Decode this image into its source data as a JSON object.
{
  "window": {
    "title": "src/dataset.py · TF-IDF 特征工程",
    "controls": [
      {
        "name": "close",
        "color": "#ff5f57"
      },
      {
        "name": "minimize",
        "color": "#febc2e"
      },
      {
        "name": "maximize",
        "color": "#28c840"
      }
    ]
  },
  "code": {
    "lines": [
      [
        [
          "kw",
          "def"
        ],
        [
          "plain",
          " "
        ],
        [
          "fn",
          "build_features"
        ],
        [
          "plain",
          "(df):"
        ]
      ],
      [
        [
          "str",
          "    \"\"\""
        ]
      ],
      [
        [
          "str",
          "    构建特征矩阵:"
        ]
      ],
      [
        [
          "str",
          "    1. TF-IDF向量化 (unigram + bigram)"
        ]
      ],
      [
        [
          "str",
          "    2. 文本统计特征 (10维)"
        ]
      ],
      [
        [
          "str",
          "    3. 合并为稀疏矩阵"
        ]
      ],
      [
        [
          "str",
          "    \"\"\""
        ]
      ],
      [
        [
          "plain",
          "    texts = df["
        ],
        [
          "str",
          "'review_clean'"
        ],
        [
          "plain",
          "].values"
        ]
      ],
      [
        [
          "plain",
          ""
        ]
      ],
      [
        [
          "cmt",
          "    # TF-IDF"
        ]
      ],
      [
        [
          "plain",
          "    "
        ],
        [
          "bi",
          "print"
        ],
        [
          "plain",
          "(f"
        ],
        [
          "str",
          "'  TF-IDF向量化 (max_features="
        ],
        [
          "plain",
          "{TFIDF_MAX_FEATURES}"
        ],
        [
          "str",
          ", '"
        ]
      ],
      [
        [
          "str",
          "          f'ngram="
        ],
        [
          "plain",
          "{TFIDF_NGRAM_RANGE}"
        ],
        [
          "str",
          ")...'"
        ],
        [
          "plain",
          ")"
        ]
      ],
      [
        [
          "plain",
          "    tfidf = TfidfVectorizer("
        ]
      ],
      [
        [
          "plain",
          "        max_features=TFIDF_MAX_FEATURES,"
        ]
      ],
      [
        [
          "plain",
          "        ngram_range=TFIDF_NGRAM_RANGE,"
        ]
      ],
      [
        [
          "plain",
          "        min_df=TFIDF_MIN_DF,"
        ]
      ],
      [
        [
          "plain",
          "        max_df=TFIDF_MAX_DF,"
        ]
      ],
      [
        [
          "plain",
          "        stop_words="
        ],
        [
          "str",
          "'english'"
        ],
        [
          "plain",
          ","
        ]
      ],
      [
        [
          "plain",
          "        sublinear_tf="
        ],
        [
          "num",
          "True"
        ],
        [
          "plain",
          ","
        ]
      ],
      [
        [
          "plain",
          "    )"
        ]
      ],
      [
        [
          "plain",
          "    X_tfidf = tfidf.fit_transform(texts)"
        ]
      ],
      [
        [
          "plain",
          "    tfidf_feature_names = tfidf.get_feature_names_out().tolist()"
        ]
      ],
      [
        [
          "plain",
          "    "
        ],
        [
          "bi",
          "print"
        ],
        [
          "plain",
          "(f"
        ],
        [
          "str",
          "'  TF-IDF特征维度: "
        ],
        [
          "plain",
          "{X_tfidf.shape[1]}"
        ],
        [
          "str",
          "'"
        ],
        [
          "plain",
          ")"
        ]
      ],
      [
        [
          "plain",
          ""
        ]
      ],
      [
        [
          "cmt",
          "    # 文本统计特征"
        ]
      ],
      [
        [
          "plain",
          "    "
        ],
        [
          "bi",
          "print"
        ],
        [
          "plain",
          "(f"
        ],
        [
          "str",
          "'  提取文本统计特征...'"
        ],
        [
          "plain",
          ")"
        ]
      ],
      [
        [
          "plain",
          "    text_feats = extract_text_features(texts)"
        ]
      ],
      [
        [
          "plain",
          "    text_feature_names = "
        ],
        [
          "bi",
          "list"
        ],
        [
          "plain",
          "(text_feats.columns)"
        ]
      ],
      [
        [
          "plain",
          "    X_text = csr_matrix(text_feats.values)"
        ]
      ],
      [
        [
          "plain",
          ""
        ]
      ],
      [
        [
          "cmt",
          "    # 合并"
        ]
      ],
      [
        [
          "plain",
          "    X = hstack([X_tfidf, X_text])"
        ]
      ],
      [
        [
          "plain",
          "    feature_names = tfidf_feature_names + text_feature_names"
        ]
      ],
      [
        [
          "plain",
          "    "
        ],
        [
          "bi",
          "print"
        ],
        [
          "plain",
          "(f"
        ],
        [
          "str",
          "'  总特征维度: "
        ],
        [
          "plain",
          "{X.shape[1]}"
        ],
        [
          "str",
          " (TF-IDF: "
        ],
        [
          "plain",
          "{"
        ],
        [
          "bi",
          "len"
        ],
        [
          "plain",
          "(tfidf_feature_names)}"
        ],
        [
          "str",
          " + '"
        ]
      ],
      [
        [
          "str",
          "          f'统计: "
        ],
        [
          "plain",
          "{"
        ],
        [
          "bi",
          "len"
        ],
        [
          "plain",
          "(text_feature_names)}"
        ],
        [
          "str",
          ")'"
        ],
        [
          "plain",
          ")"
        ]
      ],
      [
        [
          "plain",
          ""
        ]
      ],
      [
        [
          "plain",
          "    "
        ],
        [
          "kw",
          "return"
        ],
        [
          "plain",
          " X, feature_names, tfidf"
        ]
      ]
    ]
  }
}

· · · ·

AIM :: Copy all the records above exactly, missing none.

FINISHED EXERCISE ::
Decode this image into its source data as a JSON object.
{
  "window": {
    "title": "src/dataset.py · TF-IDF 特征工程",
    "controls": [
      {
        "name": "close",
        "color": "#ff5f57"
      },
      {
        "name": "minimize",
        "color": "#febc2e"
      },
      {
        "name": "maximize",
        "color": "#28c840"
      }
    ]
  },
  "code": {
    "lines": [
      [
        [
          "kw",
          "def"
        ],
        [
          "plain",
          " "
        ],
        [
          "fn",
          "build_features"
        ],
        [
          "plain",
          "(df):"
        ]
      ],
      [
        [
          "str",
          "    \"\"\""
        ]
      ],
      [
        [
          "str",
          "    构建特征矩阵:"
        ]
      ],
      [
        [
          "str",
          "    1. TF-IDF向量化 (unigram + bigram)"
        ]
      ],
      [
        [
          "str",
          "    2. 文本统计特征 (10维)"
        ]
      ],
      [
        [
          "str",
          "    3. 合并为稀疏矩阵"
        ]
      ],
      [
        [
          "str",
          "    \"\"\""
        ]
      ],
      [
        [
          "plain",
          "    texts = df["
        ],
        [
          "str",
          "'review_clean'"
        ],
        [
          "plain",
          "].values"
        ]
      ],
      [
        [
          "plain",
          ""
        ]
      ],
      [
        [
          "cmt",
          "    # TF-IDF"
        ]
      ],
      [
        [
          "plain",
          "    "
        ],
        [
          "bi",
          "print"
        ],
        [
          "plain",
          "(f"
        ],
        [
          "str",
          "'  TF-IDF向量化 (max_features="
        ],
        [
          "plain",
          "{TFIDF_MAX_FEATURES}"
        ],
        [
          "str",
          ", '"
        ]
      ],
      [
        [
          "str",
          "          f'ngram="
        ],
        [
          "plain",
          "{TFIDF_NGRAM_RANGE}"
        ],
        [
          "str",
          ")...'"
        ],
        [
          "plain",
          ")"
        ]
      ],
      [
        [
          "plain",
          "    tfidf = TfidfVectorizer("
        ]
      ],
      [
        [
          "plain",
          "        max_features=TFIDF_MAX_FEATURES,"
        ]
      ],
      [
        [
          "plain",
          "        ngram_range=TFIDF_NGRAM_RANGE,"
        ]
      ],
      [
        [
          "plain",
          "        min_df=TFIDF_MIN_DF,"
        ]
      ],
      [
        [
          "plain",
          "        max_df=TFIDF_MAX_DF,"
        ]
      ],
      [
        [
          "plain",
          "        stop_words="
        ],
        [
          "str",
          "'english'"
        ],
        [
          "plain",
          ","
        ]
      ],
      [
        [
          "plain",
          "        sublinear_tf="
        ],
        [
          "num",
          "True"
        ],
        [
          "plain",
          ","
        ]
      ],
      [
        [
          "plain",
          "    )"
        ]
      ],
      [
        [
          "plain",
          "    X_tfidf = tfidf.fit_transform(texts)"
        ]
      ],
      [
        [
          "plain",
          "    tfidf_feature_names = tfidf.get_feature_names_out().tolist()"
        ]
      ],
      [
        [
          "plain",
          "    "
        ],
        [
          "bi",
          "print"
        ],
        [
          "plain",
          "(f"
        ],
        [
          "str",
          "'  TF-IDF特征维度: "
        ],
        [
          "plain",
          "{X_tfidf.shape[1]}"
        ],
        [
          "str",
          "'"
        ],
        [
          "plain",
          ")"
        ]
      ],
      [
        [
          "plain",
          ""
        ]
      ],
      [
        [
          "cmt",
          "    # 文本统计特征"
        ]
      ],
      [
        [
          "plain",
          "    "
        ],
        [
          "bi",
          "print"
        ],
        [
          "plain",
          "(f"
        ],
        [
          "str",
          "'  提取文本统计特征...'"
        ],
        [
          "plain",
          ")"
        ]
      ],
      [
        [
          "plain",
          "    text_feats = extract_text_features(texts)"
        ]
      ],
      [
        [
          "plain",
          "    text_feature_names = "
        ],
        [
          "bi",
          "list"
        ],
        [
          "plain",
          "(text_feats.columns)"
        ]
      ],
      [
        [
          "plain",
          "    X_text = csr_matrix(text_feats.values)"
        ]
      ],
      [
        [
          "plain",
          ""
        ]
      ],
      [
        [
          "cmt",
          "    # 合并"
        ]
      ],
      [
        [
          "plain",
          "    X = hstack([X_tfidf, X_text])"
        ]
      ],
      [
        [
          "plain",
          "    feature_names = tfidf_feature_names + text_feature_names"
        ]
      ],
      [
        [
          "plain",
          "    "
        ],
        [
          "bi",
          "print"
        ],
        [
          "plain",
          "(f"
        ],
        [
          "str",
          "'  总特征维度: "
        ],
        [
          "plain",
          "{X.shape[1]}"
        ],
        [
          "str",
          " (TF-IDF: "
        ],
        [
          "plain",
          "{"
        ],
        [
          "bi",
          "len"
        ],
        [
          "plain",
          "(tfidf_feature_names)}"
        ],
        [
          "str",
          " + '"
        ]
      ],
      [
        [
          "str",
          "          f'统计: "
        ],
        [
          "plain",
          "{"
        ],
        [
          "bi",
          "len"
        ],
        [
          "plain",
          "(text_feature_names)}"
        ],
        [
          "str",
          ")'"
        ],
        [
          "plain",
          ")"
        ]
      ],
      [
        [
          "plain",
          ""
        ]
      ],
      [
        [
          "plain",
          "    "
        ],
        [
          "kw",
          "return"
        ],
        [
          "plain",
          " X, feature_names, tfidf"
        ]
      ]
    ]
  }
}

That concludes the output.